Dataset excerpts
<<<<

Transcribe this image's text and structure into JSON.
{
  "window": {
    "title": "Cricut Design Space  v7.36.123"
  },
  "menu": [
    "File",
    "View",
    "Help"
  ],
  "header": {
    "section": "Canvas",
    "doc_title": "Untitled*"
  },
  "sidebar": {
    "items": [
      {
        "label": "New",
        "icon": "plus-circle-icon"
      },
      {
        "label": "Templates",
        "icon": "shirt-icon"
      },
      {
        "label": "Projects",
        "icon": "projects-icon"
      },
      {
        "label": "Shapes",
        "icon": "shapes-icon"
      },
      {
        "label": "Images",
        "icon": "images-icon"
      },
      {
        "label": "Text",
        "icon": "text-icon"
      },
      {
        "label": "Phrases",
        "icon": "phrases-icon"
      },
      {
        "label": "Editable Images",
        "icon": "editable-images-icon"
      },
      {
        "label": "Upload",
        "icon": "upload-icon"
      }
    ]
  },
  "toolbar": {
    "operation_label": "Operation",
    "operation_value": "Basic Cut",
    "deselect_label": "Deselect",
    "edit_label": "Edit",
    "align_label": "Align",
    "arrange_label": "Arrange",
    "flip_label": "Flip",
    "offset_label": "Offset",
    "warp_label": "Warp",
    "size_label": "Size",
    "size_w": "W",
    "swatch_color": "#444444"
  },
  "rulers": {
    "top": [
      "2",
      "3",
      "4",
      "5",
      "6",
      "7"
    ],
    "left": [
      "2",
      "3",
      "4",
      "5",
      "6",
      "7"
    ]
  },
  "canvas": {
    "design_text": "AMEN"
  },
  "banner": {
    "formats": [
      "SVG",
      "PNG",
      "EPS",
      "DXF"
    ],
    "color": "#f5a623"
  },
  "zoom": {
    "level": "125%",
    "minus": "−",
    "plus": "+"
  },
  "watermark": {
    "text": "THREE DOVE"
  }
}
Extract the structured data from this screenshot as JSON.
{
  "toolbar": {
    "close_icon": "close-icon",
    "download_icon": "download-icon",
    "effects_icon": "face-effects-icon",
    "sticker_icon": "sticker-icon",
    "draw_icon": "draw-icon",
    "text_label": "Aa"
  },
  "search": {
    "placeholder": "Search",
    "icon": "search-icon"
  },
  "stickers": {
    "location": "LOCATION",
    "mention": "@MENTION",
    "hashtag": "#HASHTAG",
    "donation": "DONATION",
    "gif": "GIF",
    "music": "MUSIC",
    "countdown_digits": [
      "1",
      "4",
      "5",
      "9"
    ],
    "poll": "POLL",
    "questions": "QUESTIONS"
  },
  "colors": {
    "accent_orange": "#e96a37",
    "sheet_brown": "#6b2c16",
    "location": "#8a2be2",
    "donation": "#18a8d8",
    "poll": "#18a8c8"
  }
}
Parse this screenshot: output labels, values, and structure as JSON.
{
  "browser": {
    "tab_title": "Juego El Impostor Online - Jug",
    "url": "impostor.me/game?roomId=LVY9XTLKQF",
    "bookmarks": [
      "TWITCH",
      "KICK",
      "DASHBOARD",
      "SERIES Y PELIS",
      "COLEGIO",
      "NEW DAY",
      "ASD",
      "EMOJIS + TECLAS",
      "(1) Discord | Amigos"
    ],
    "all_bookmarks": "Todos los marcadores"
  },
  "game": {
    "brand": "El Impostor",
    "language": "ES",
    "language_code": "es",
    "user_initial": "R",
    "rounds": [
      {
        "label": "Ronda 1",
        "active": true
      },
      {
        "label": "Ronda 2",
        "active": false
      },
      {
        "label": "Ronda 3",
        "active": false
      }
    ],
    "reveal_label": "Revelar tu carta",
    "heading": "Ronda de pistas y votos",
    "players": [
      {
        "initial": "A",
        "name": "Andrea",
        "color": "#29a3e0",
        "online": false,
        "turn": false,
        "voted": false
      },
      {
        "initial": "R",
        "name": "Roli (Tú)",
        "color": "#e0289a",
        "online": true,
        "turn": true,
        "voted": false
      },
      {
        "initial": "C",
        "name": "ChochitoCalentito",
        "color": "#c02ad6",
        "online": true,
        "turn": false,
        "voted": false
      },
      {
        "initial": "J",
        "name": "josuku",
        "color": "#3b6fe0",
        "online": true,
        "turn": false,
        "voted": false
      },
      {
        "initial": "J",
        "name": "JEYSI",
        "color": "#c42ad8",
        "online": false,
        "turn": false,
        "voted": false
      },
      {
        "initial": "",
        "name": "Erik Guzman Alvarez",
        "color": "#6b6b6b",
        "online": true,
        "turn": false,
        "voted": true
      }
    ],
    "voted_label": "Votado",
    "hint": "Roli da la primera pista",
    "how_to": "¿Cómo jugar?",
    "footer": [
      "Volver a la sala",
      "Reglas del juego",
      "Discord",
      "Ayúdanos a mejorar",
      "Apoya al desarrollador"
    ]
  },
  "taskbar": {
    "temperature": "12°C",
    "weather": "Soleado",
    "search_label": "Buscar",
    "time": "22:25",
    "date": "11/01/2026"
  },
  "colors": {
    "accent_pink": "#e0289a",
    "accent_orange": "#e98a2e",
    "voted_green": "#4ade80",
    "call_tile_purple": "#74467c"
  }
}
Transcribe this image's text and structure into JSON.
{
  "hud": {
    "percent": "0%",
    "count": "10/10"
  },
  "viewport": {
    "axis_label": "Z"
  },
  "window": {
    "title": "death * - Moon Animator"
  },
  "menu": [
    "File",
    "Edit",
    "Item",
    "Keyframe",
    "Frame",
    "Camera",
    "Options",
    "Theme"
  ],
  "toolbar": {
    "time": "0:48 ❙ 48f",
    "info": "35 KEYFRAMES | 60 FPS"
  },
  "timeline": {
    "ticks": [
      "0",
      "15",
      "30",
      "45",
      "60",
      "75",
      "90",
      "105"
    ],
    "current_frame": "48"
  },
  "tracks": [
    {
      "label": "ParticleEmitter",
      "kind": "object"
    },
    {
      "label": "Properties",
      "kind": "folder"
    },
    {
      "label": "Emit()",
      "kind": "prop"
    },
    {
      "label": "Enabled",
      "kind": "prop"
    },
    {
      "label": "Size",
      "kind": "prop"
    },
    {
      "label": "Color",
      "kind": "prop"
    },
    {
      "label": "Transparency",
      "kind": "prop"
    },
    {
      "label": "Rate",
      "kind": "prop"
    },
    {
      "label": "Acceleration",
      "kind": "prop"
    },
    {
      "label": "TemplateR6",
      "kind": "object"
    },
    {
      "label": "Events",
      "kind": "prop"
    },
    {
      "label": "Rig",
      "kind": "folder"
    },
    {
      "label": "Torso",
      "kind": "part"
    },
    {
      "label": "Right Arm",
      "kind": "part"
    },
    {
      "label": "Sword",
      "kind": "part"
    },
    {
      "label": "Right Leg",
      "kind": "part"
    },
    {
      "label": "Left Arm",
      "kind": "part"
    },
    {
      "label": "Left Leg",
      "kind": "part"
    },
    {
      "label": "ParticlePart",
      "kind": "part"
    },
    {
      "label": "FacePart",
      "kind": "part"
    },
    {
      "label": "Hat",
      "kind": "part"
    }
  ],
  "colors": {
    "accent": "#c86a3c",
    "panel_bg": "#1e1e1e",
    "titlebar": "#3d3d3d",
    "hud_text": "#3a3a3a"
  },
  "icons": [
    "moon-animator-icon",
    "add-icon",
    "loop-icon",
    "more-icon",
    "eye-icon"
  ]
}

>>>>

WHAT IS BEING ASKED
Faithfully reproduce all of the records, character for character.

RESPONSE TO THIS TASK
Transcribe this image's text and structure into JSON.
{
  "window": {
    "title": "Cricut Design Space  v7.36.123"
  },
  "menu": [
    "File",
    "View",
    "Help"
  ],
  "header": {
    "section": "Canvas",
    "doc_title": "Untitled*"
  },
  "sidebar": {
    "items": [
      {
        "label": "New",
        "icon": "plus-circle-icon"
      },
      {
        "label": "Templates",
        "icon": "shirt-icon"
      },
      {
        "label": "Projects",
        "icon": "projects-icon"
      },
      {
        "label": "Shapes",
        "icon": "shapes-icon"
      },
      {
        "label": "Images",
        "icon": "images-icon"
      },
      {
        "label": "Text",
        "icon": "text-icon"
      },
      {
        "label": "Phrases",
        "icon": "phrases-icon"
      },
      {
        "label": "Editable Images",
        "icon": "editable-images-icon"
      },
      {
        "label": "Upload",
        "icon": "upload-icon"
      }
    ]
  },
  "toolbar": {
    "operation_label": "Operation",
    "operation_value": "Basic Cut",
    "deselect_label": "Deselect",
    "edit_label": "Edit",
    "align_label": "Align",
    "arrange_label": "Arrange",
    "flip_label": "Flip",
    "offset_label": "Offset",
    "warp_label": "Warp",
    "size_label": "Size",
    "size_w": "W",
    "swatch_color": "#444444"
  },
  "rulers": {
    "top": [
      "2",
      "3",
      "4",
      "5",
      "6",
      "7"
    ],
    "left": [
      "2",
      "3",
      "4",
      "5",
      "6",
      "7"
    ]
  },
  "canvas": {
    "design_text": "AMEN"
  },
  "banner": {
    "formats": [
      "SVG",
      "PNG",
      "EPS",
      "DXF"
    ],
    "color": "#f5a623"
  },
  "zoom": {
    "level": "125%",
    "minus": "−",
    "plus": "+"
  },
  "watermark": {
    "text": "THREE DOVE"
  }
}
Extract the structured data from this screenshot as JSON.
{
  "toolbar": {
    "close_icon": "close-icon",
    "download_icon": "download-icon",
    "effects_icon": "face-effects-icon",
    "sticker_icon": "sticker-icon",
    "draw_icon": "draw-icon",
    "text_label": "Aa"
  },
  "search": {
    "placeholder": "Search",
    "icon": "search-icon"
  },
  "stickers": {
    "location": "LOCATION",
    "mention": "@MENTION",
    "hashtag": "#HASHTAG",
    "donation": "DONATION",
    "gif": "GIF",
    "music": "MUSIC",
    "countdown_digits": [
      "1",
      "4",
      "5",
      "9"
    ],
    "poll": "POLL",
    "questions": "QUESTIONS"
  },
  "colors": {
    "accent_orange": "#e96a37",
    "sheet_brown": "#6b2c16",
    "location": "#8a2be2",
    "donation": "#18a8d8",
    "poll": "#18a8c8"
  }
}
Parse this screenshot: output labels, values, and structure as JSON.
{
  "browser": {
    "tab_title": "Juego El Impostor Online - Jug",
    "url": "impostor.me/game?roomId=LVY9XTLKQF",
    "bookmarks": [
      "TWITCH",
      "KICK",
      "DASHBOARD",
      "SERIES Y PELIS",
      "COLEGIO",
      "NEW DAY",
      "ASD",
      "EMOJIS + TECLAS",
      "(1) Discord | Amigos"
    ],
    "all_bookmarks": "Todos los marcadores"
  },
  "game": {
    "brand": "El Impostor",
    "language": "ES",
    "language_code": "es",
    "user_initial": "R",
    "rounds": [
      {
        "label": "Ronda 1",
        "active": true
      },
      {
        "label": "Ronda 2",
        "active": false
      },
      {
        "label": "Ronda 3",
        "active": false
      }
    ],
    "reveal_label": "Revelar tu carta",
    "heading": "Ronda de pistas y votos",
    "players": [
      {
        "initial": "A",
        "name": "Andrea",
        "color": "#29a3e0",
        "online": false,
        "turn": false,
        "voted": false
      },
      {
        "initial": "R",
        "name": "Roli (Tú)",
        "color": "#e0289a",
        "online": true,
        "turn": true,
        "voted": false
      },
      {
        "initial": "C",
        "name": "ChochitoCalentito",
        "color": "#c02ad6",
        "online": true,
        "turn": false,
        "voted": false
      },
      {
        "initial": "J",
        "name": "josuku",
        "color": "#3b6fe0",
        "online": true,
        "turn": false,
        "voted": false
      },
      {
        "initial": "J",
        "name": "JEYSI",
        "color": "#c42ad8",
        "online": false,
        "turn": false,
        "voted": false
      },
      {
        "initial": "",
        "name": "Erik Guzman Alvarez",
        "color": "#6b6b6b",
        "online": true,
        "turn": false,
        "voted": true
      }
    ],
    "voted_label": "Votado",
    "hint": "Roli da la primera pista",
    "how_to": "¿Cómo jugar?",
    "footer": [
      "Volver a la sala",
      "Reglas del juego",
      "Discord",
      "Ayúdanos a mejorar",
      "Apoya al desarrollador"
    ]
  },
  "taskbar": {
    "temperature": "12°C",
    "weather": "Soleado",
    "search_label": "Buscar",
    "time": "22:25",
    "date": "11/01/2026"
  },
  "colors": {
    "accent_pink": "#e0289a",
    "accent_orange": "#e98a2e",
    "voted_green": "#4ade80",
    "call_tile_purple": "#74467c"
  }
}
Transcribe this image's text and structure into JSON.
{
  "hud": {
    "percent": "0%",
    "count": "10/10"
  },
  "viewport": {
    "axis_label": "Z"
  },
  "window": {
    "title": "death * - Moon Animator"
  },
  "menu": [
    "File",
    "Edit",
    "Item",
    "Keyframe",
    "Frame",
    "Camera",
    "Options",
    "Theme"
  ],
  "toolbar": {
    "time": "0:48 ❙ 48f",
    "info": "35 KEYFRAMES | 60 FPS"
  },
  "timeline": {
    "ticks": [
      "0",
      "15",
      "30",
      "45",
      "60",
      "75",
      "90",
      "105"
    ],
    "current_frame": "48"
  },
  "tracks": [
    {
      "label": "ParticleEmitter",
      "kind": "object"
    },
    {
      "label": "Properties",
      "kind": "folder"
    },
    {
      "label": "Emit()",
      "kind": "prop"
    },
    {
      "label": "Enabled",
      "kind": "prop"
    },
    {
      "label": "Size",
      "kind": "prop"
    },
    {
      "label": "Color",
      "kind": "prop"
    },
    {
      "label": "Transparency",
      "kind": "prop"
    },
    {
      "label": "Rate",
      "kind": "prop"
    },
    {
      "label": "Acceleration",
      "kind": "prop"
    },
    {
      "label": "TemplateR6",
      "kind": "object"
    },
    {
      "label": "Events",
      "kind": "prop"
    },
    {
      "label": "Rig",
      "kind": "folder"
    },
    {
      "label": "Torso",
      "kind": "part"
    },
    {
      "label": "Right Arm",
      "kind": "part"
    },
    {
      "label": "Sword",
      "kind": "part"
    },
    {
      "label": "Right Leg",
      "kind": "part"
    },
    {
      "label": "Left Arm",
      "kind": "part"
    },
    {
      "label": "Left Leg",
      "kind": "part"
    },
    {
      "label": "ParticlePart",
      "kind": "part"
    },
    {
      "label": "FacePart",
      "kind": "part"
    },
    {
      "label": "Hat",
      "kind": "part"
    }
  ],
  "colors": {
    "accent": "#c86a3c",
    "panel_bg": "#1e1e1e",
    "titlebar": "#3d3d3d",
    "hud_text": "#3a3a3a"
  },
  "icons": [
    "moon-animator-icon",
    "add-icon",
    "loop-icon",
    "more-icon",
    "eye-icon"
  ]
}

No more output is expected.